→ Given request
Search the material for the word "title" and report each line where it turns up.

→ Dataset entries

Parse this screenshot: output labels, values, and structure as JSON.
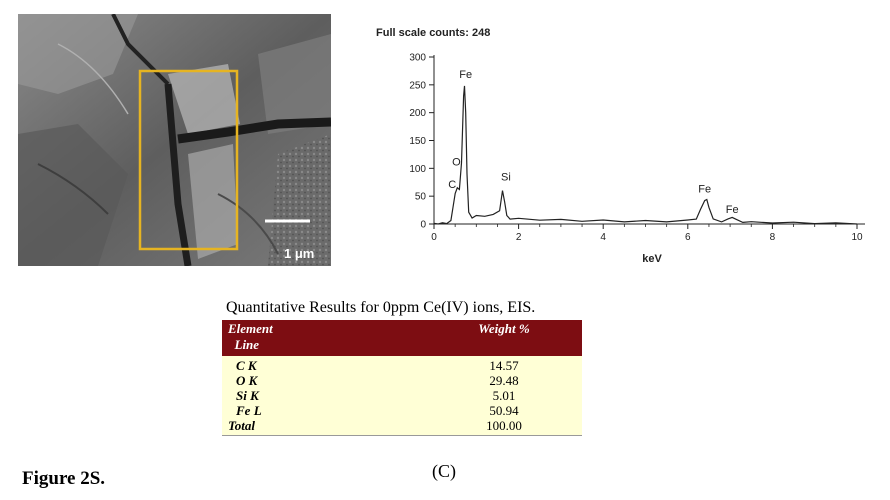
{
  "sem_image": {
    "scale_bar_label": "1 μm",
    "roi_box_color": "#e6b422"
  },
  "chart_data": {
    "type": "line",
    "title": "Full scale counts: 248",
    "xlabel": "keV",
    "ylabel": "",
    "xlim": [
      0,
      10
    ],
    "ylim": [
      0,
      300
    ],
    "xticks": [
      0,
      2,
      4,
      6,
      8,
      10
    ],
    "yticks": [
      0,
      50,
      100,
      150,
      200,
      250,
      300
    ],
    "grid": false,
    "series": [
      {
        "x": [
          0.0,
          0.1,
          0.2,
          0.3,
          0.4,
          0.45,
          0.5,
          0.55,
          0.6,
          0.65,
          0.7,
          0.72,
          0.75,
          0.78,
          0.82,
          0.9,
          1.0,
          1.2,
          1.4,
          1.55,
          1.62,
          1.67,
          1.72,
          1.8,
          2.0,
          2.5,
          3.0,
          3.5,
          4.0,
          4.5,
          5.0,
          5.5,
          6.0,
          6.2,
          6.3,
          6.4,
          6.45,
          6.5,
          6.6,
          6.8,
          6.95,
          7.05,
          7.15,
          7.3,
          7.5,
          8.0,
          8.5,
          9.0,
          9.5,
          10.0
        ],
        "y": [
          0,
          0,
          1,
          2,
          5,
          30,
          55,
          65,
          62,
          110,
          230,
          248,
          200,
          90,
          20,
          12,
          14,
          15,
          16,
          25,
          60,
          40,
          14,
          10,
          9,
          8,
          7,
          6,
          6,
          5,
          5,
          5,
          6,
          10,
          25,
          42,
          44,
          30,
          8,
          5,
          8,
          13,
          7,
          4,
          3,
          3,
          2,
          2,
          1,
          1
        ]
      }
    ],
    "annotations": [
      {
        "text": "Fe",
        "x": 0.75,
        "y": 262
      },
      {
        "text": "O",
        "x": 0.53,
        "y": 105
      },
      {
        "text": "C",
        "x": 0.43,
        "y": 65
      },
      {
        "text": "Si",
        "x": 1.7,
        "y": 78
      },
      {
        "text": "Fe",
        "x": 6.4,
        "y": 57
      },
      {
        "text": "Fe",
        "x": 7.05,
        "y": 20
      }
    ]
  },
  "table": {
    "title": "Quantitative Results for 0ppm Ce(IV) ions, EIS.",
    "header": {
      "element": "Element",
      "line": "Line",
      "weight": "Weight %"
    },
    "rows": [
      {
        "element": "C K",
        "weight": "14.57"
      },
      {
        "element": "O K",
        "weight": "29.48"
      },
      {
        "element": "Si K",
        "weight": "5.01"
      },
      {
        "element": "Fe L",
        "weight": "50.94"
      }
    ],
    "total": {
      "element": "Total",
      "weight": "100.00"
    }
  },
  "figure_label": "Figure 2S.",
  "panel_label": "(C)"
}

→ Right answer
    "title": "Full scale counts: 248",
    "title": "Quantitative Results for 0ppm Ce(IV) ions, EIS.",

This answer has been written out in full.